## Exercise prompt
Extract from the listing each line in which the word "survival과" appears.

## Source information
* * *
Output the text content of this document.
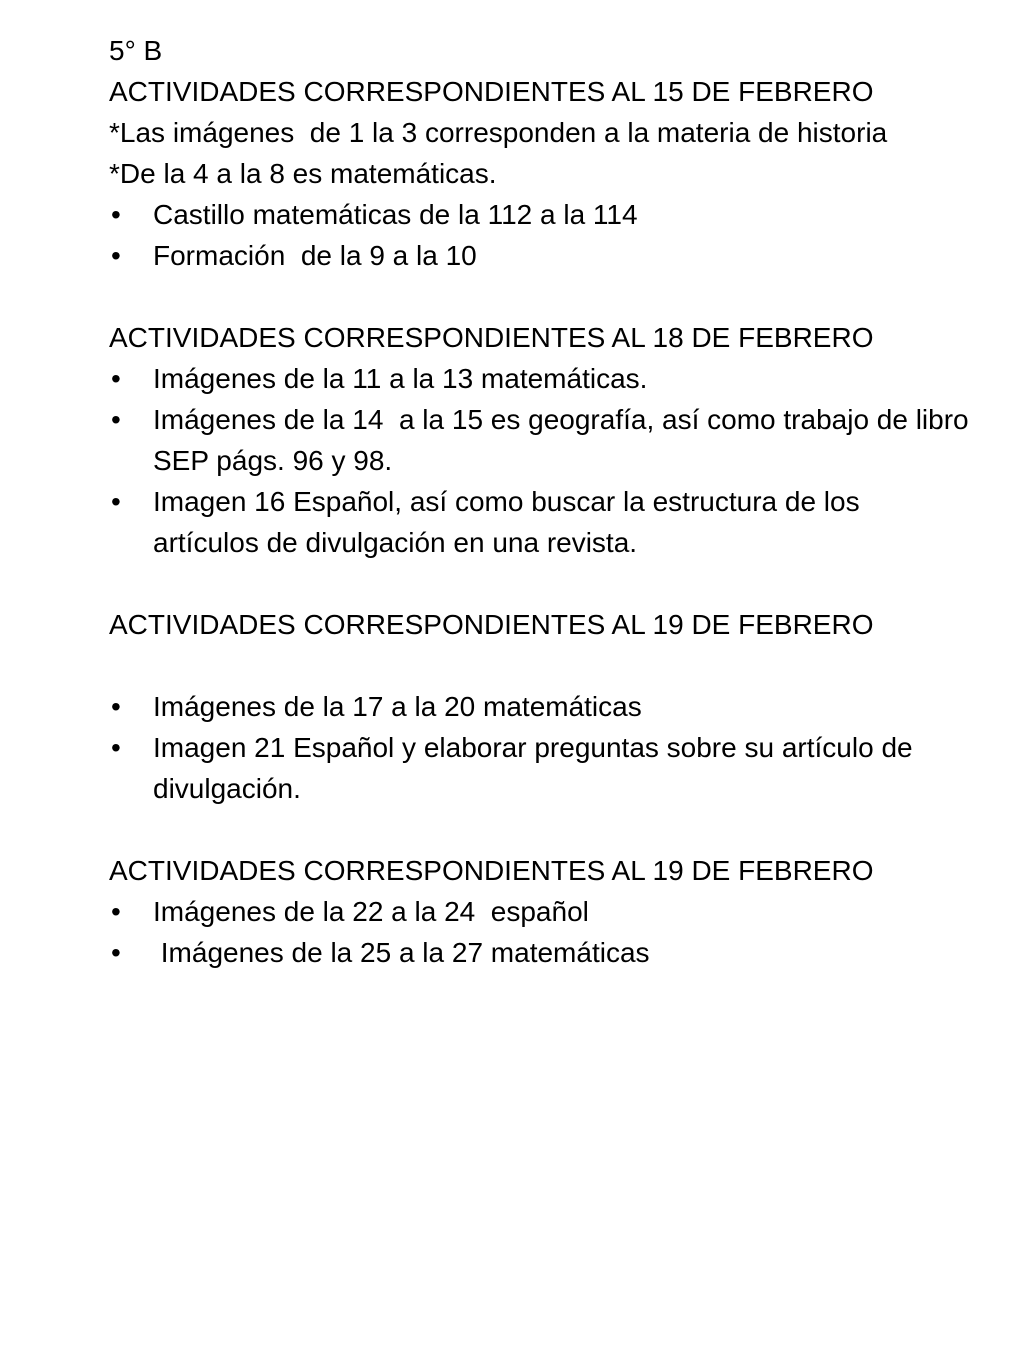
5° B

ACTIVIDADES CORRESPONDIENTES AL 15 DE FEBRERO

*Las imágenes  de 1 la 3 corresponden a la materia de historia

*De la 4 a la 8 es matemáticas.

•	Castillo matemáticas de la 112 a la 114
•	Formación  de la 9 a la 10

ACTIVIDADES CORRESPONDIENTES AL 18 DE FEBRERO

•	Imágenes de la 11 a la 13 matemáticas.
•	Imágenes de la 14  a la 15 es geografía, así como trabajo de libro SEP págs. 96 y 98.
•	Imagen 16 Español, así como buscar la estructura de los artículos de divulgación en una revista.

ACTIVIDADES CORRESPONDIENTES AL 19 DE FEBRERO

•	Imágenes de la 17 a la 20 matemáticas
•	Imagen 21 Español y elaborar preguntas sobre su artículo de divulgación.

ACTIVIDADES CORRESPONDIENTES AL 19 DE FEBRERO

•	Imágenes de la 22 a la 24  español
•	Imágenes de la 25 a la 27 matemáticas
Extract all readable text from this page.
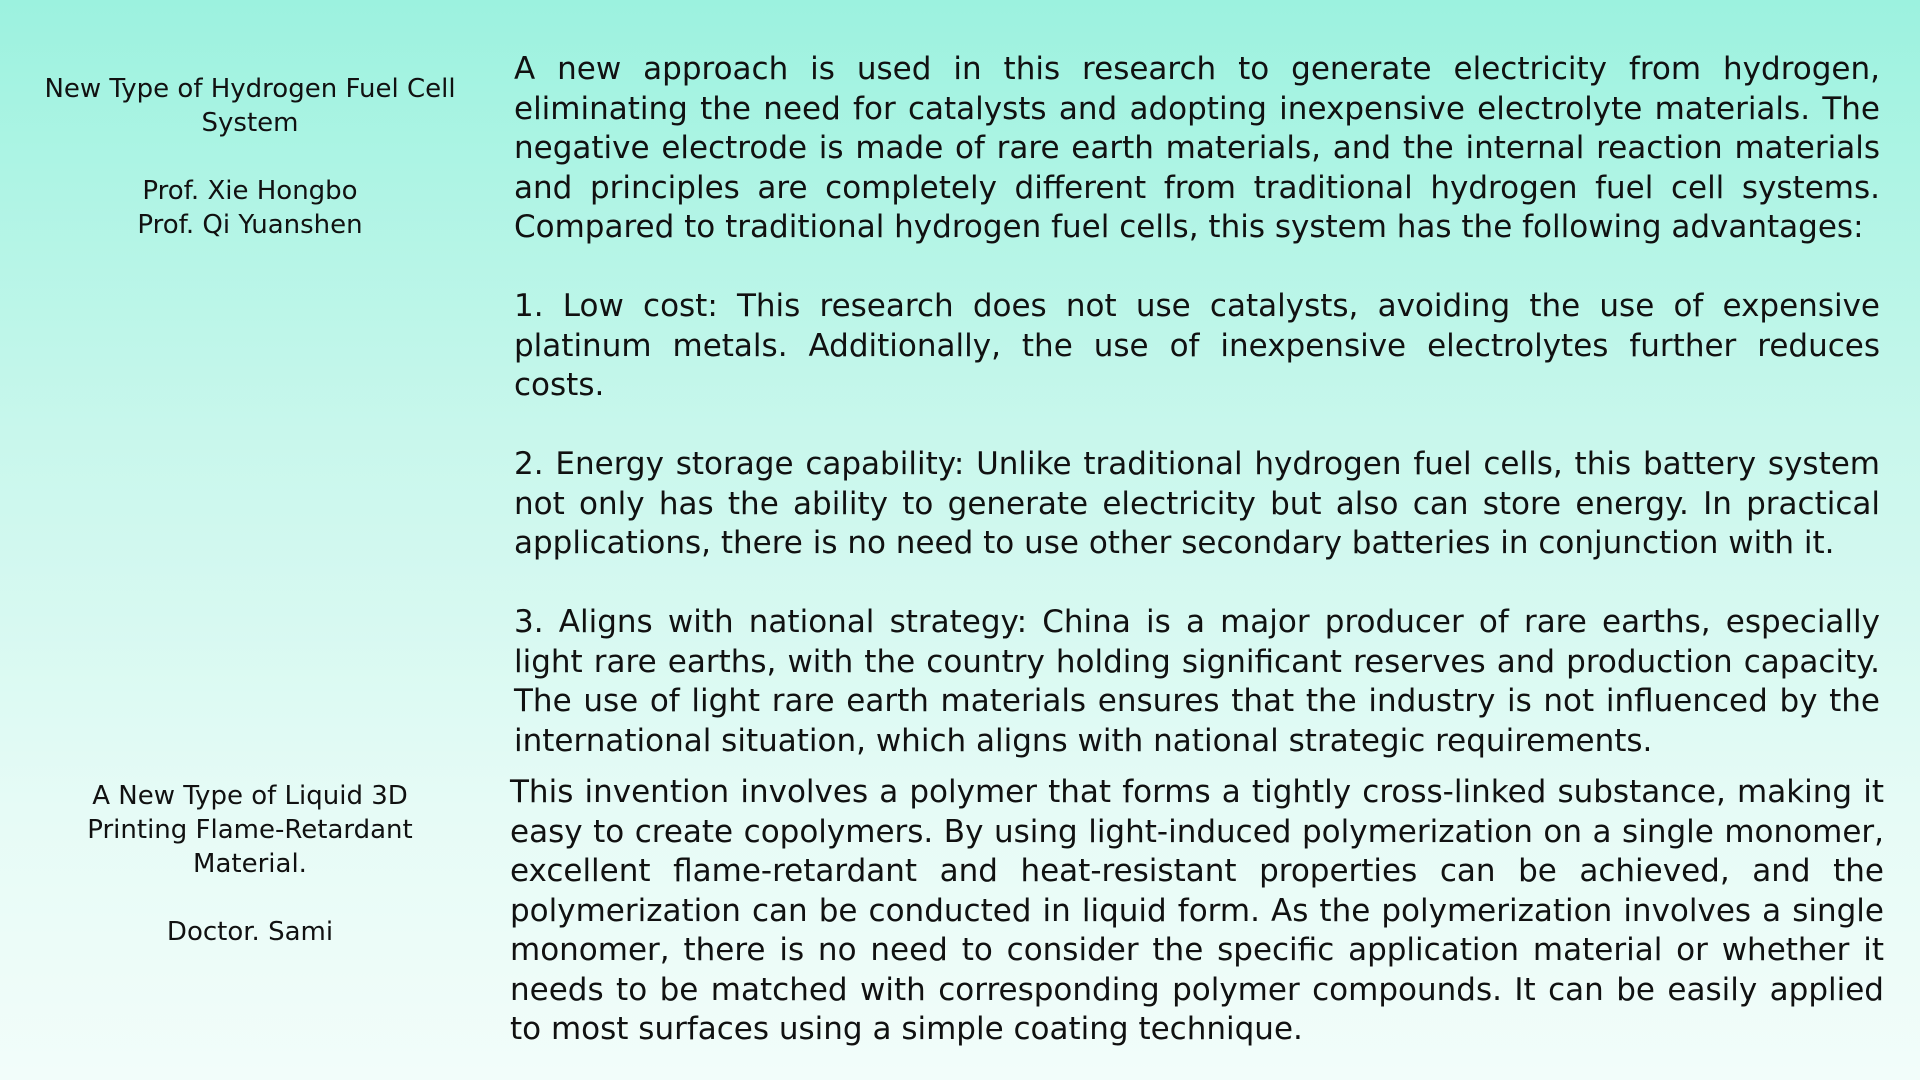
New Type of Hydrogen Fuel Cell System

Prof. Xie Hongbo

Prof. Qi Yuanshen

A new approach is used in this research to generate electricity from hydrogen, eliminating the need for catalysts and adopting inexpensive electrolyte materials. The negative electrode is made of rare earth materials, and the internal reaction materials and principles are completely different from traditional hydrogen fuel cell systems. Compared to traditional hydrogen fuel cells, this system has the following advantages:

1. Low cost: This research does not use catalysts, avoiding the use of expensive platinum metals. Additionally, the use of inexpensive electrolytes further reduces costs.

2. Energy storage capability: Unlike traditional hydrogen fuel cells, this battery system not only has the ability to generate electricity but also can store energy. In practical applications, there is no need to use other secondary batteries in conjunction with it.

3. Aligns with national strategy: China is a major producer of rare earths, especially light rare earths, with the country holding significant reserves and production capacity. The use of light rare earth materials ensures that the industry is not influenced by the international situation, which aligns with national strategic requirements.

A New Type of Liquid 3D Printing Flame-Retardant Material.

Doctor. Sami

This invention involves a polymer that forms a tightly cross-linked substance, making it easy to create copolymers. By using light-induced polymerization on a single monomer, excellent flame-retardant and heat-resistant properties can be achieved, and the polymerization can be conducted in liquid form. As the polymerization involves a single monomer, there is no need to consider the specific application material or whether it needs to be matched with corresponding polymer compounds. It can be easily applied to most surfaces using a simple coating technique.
* * *
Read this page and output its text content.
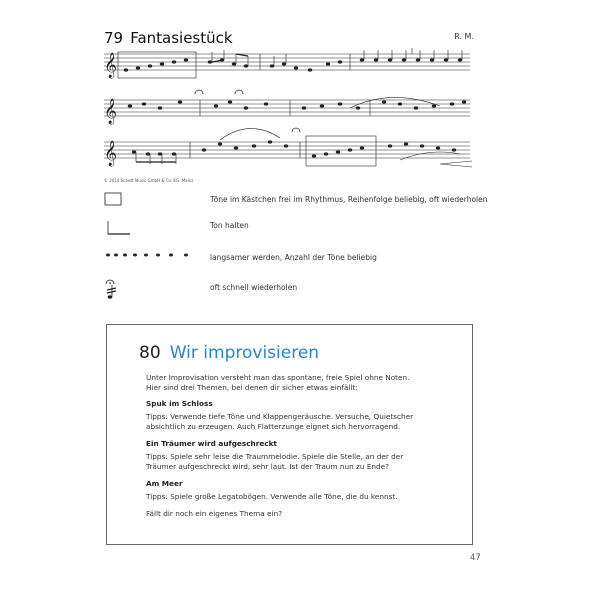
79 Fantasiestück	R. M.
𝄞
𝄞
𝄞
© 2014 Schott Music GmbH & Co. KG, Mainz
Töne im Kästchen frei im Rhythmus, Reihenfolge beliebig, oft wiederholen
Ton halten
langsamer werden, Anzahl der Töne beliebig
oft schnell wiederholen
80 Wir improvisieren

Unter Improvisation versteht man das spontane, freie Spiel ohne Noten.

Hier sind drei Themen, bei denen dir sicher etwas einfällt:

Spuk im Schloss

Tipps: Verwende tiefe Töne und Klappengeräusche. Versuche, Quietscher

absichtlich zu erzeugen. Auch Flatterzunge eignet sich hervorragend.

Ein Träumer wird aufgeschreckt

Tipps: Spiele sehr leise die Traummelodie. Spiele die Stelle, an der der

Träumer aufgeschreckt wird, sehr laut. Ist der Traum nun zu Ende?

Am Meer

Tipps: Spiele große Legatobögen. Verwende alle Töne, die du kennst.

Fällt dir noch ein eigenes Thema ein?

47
* * *
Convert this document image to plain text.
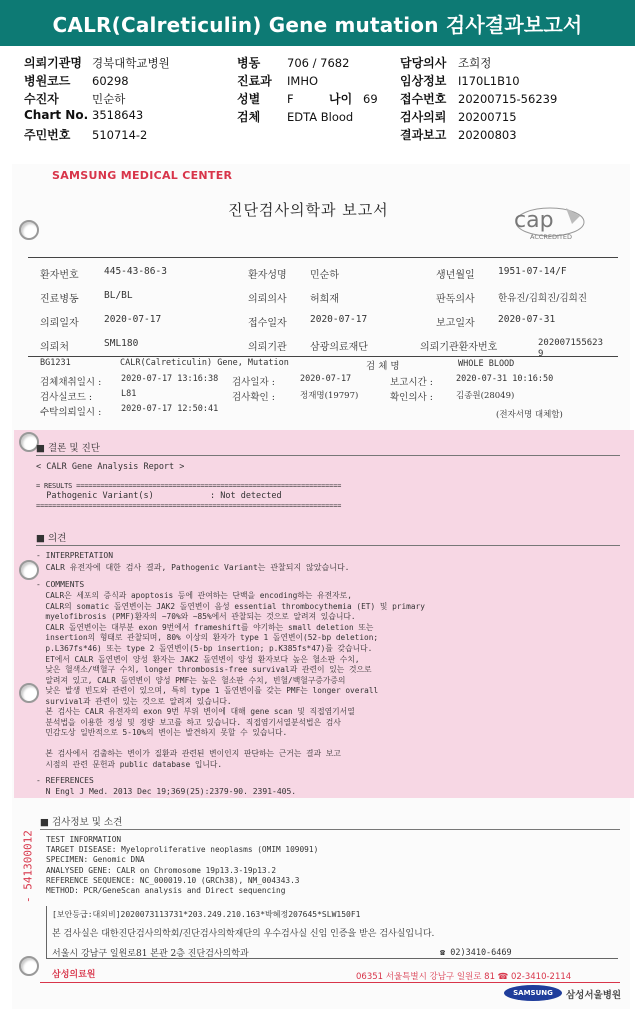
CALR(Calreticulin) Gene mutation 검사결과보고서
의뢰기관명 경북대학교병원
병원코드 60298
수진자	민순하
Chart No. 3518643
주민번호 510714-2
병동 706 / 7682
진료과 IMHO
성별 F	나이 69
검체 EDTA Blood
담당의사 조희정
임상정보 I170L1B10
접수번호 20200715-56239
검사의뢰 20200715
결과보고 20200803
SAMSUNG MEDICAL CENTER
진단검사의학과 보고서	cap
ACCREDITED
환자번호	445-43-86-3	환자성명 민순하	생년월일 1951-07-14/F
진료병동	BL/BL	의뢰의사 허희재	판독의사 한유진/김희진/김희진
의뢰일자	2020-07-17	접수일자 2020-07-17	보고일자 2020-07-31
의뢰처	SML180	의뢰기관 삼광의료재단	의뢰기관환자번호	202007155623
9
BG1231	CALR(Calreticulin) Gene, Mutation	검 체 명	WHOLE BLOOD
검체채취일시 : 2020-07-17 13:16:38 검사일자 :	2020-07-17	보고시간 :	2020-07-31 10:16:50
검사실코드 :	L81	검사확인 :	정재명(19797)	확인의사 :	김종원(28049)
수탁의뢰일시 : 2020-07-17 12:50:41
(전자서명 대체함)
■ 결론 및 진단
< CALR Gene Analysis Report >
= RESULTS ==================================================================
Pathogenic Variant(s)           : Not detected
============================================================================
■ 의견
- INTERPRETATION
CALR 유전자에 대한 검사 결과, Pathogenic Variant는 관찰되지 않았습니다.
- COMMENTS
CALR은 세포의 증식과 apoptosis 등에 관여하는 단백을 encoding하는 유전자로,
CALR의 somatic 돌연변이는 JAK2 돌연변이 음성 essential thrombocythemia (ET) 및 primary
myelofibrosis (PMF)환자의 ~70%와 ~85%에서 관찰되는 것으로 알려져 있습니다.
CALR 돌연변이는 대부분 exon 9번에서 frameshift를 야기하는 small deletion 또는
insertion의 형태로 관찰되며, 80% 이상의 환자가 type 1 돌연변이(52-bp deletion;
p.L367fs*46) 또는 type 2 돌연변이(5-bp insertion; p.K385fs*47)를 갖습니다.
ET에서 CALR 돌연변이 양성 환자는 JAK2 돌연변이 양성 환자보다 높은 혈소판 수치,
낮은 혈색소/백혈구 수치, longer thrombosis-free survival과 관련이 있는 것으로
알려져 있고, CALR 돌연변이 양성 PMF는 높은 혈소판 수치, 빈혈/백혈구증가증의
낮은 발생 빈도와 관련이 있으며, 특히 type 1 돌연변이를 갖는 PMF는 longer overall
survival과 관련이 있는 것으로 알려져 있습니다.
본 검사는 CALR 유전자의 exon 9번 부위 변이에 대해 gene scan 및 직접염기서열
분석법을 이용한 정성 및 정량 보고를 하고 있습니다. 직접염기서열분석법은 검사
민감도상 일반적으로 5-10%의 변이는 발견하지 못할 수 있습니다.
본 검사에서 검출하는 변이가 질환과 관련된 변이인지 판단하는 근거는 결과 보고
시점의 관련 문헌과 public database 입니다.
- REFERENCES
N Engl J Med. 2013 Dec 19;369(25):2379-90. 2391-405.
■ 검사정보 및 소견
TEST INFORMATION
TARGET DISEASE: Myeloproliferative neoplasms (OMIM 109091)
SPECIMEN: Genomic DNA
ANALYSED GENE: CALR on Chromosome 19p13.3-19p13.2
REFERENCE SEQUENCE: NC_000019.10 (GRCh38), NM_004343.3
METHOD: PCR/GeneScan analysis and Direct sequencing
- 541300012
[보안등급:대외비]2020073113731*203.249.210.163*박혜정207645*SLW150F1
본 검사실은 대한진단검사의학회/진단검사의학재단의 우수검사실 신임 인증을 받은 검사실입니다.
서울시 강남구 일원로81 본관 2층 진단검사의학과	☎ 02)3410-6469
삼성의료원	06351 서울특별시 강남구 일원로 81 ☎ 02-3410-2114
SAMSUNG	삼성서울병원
* * *
## Solution for this exercise
낮은 혈색소/백혈구 수치, longer thrombosis-free survival과 관련이 있는 것으로
survival과 관련이 있는 것으로 알려져 있습니다.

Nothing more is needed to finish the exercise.